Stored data
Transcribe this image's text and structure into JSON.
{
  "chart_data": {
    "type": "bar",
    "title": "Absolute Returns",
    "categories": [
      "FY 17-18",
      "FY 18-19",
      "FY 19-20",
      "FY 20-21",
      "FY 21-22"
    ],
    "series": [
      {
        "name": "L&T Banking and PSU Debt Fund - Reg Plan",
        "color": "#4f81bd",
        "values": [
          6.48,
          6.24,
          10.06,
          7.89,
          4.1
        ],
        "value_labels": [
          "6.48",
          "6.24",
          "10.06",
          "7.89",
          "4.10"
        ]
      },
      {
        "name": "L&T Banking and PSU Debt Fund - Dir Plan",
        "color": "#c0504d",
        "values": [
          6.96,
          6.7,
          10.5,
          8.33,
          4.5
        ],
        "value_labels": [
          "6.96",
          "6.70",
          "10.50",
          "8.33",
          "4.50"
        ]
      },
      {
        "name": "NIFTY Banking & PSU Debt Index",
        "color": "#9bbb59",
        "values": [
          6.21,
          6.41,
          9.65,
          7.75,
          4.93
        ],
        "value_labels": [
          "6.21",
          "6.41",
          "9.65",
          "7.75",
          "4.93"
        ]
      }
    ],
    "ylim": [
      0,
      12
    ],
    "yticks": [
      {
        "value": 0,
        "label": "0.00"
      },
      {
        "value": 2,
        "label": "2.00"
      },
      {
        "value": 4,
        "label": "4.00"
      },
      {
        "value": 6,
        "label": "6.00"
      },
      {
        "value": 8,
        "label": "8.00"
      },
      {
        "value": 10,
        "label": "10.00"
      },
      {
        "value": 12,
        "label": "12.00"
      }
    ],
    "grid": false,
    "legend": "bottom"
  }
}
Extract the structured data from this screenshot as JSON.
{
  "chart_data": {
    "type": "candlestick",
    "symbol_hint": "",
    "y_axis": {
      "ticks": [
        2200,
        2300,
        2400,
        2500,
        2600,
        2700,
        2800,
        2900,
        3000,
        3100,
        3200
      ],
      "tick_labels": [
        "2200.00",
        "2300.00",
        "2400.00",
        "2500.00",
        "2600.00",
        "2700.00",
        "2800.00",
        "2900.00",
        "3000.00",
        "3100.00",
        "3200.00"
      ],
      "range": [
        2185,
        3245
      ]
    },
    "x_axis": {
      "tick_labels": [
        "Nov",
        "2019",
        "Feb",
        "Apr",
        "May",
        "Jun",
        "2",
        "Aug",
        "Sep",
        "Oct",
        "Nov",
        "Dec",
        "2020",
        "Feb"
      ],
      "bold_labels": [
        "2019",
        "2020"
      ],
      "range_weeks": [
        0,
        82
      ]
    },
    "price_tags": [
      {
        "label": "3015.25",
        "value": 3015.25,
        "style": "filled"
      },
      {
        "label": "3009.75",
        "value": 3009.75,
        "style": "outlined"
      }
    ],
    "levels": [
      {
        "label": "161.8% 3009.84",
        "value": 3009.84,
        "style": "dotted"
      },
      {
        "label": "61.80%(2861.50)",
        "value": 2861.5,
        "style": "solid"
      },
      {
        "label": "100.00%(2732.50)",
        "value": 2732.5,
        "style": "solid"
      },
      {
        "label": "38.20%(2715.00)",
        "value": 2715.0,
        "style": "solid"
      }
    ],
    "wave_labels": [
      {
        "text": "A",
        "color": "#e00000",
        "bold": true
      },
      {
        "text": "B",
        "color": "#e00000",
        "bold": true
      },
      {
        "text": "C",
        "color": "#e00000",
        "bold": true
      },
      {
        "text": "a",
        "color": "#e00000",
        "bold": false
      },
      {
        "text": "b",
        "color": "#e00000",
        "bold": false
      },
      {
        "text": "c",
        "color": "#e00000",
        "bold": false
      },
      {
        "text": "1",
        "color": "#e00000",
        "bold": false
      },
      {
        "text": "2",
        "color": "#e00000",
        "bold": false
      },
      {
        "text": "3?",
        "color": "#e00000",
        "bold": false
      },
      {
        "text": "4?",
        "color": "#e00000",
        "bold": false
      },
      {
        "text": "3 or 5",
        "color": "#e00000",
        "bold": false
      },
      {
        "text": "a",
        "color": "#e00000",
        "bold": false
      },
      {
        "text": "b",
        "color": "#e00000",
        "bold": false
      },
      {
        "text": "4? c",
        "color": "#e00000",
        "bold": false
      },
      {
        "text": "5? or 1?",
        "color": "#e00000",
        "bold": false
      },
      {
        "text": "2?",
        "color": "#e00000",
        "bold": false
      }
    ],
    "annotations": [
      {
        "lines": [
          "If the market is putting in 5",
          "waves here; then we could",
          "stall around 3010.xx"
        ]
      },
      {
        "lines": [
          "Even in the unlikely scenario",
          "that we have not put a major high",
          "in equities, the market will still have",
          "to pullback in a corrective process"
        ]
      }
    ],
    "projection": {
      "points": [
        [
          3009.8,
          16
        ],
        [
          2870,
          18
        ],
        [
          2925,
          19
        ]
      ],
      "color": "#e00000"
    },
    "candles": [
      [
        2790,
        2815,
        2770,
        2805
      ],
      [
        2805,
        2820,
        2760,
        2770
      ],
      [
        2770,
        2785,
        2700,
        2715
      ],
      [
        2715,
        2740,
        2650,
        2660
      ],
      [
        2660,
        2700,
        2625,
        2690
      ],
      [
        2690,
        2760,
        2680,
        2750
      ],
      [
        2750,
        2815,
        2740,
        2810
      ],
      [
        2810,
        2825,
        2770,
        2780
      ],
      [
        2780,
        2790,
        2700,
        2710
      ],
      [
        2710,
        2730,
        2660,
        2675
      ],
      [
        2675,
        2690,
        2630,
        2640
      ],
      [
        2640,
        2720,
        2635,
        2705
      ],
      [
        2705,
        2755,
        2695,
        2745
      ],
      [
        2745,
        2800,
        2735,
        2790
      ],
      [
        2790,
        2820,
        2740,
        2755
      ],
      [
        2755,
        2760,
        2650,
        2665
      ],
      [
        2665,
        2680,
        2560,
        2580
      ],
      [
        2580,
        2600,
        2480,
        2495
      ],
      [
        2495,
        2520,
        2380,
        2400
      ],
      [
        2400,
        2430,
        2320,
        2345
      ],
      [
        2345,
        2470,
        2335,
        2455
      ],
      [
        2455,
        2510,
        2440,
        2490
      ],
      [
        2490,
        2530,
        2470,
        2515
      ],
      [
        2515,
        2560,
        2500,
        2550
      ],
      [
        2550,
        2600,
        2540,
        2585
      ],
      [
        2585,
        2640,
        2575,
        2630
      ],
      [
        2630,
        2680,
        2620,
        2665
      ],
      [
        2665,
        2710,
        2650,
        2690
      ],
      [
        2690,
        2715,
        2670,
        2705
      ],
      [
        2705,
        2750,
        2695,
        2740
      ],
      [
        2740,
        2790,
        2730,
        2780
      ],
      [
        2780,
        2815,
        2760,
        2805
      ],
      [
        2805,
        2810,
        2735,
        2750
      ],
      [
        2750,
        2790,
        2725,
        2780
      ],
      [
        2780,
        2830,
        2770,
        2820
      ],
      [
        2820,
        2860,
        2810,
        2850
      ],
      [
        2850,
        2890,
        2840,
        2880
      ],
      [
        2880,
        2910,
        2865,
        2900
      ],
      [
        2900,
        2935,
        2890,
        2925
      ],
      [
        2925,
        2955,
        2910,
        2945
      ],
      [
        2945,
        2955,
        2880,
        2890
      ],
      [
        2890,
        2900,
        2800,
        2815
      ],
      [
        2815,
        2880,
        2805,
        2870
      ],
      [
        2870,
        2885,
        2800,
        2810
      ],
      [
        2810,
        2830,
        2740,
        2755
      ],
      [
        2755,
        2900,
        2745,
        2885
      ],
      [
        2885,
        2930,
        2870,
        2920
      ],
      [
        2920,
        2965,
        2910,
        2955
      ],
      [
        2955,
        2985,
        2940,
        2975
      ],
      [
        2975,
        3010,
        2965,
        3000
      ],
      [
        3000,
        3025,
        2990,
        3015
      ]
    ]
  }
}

What needs to be done: Search the records above for "Banking". Copy each line where it is found.

Output for this task:
        "name": "L&T Banking and PSU Debt Fund - Reg Plan",
        "name": "L&T Banking and PSU Debt Fund - Dir Plan",
        "name": "NIFTY Banking & PSU Debt Index",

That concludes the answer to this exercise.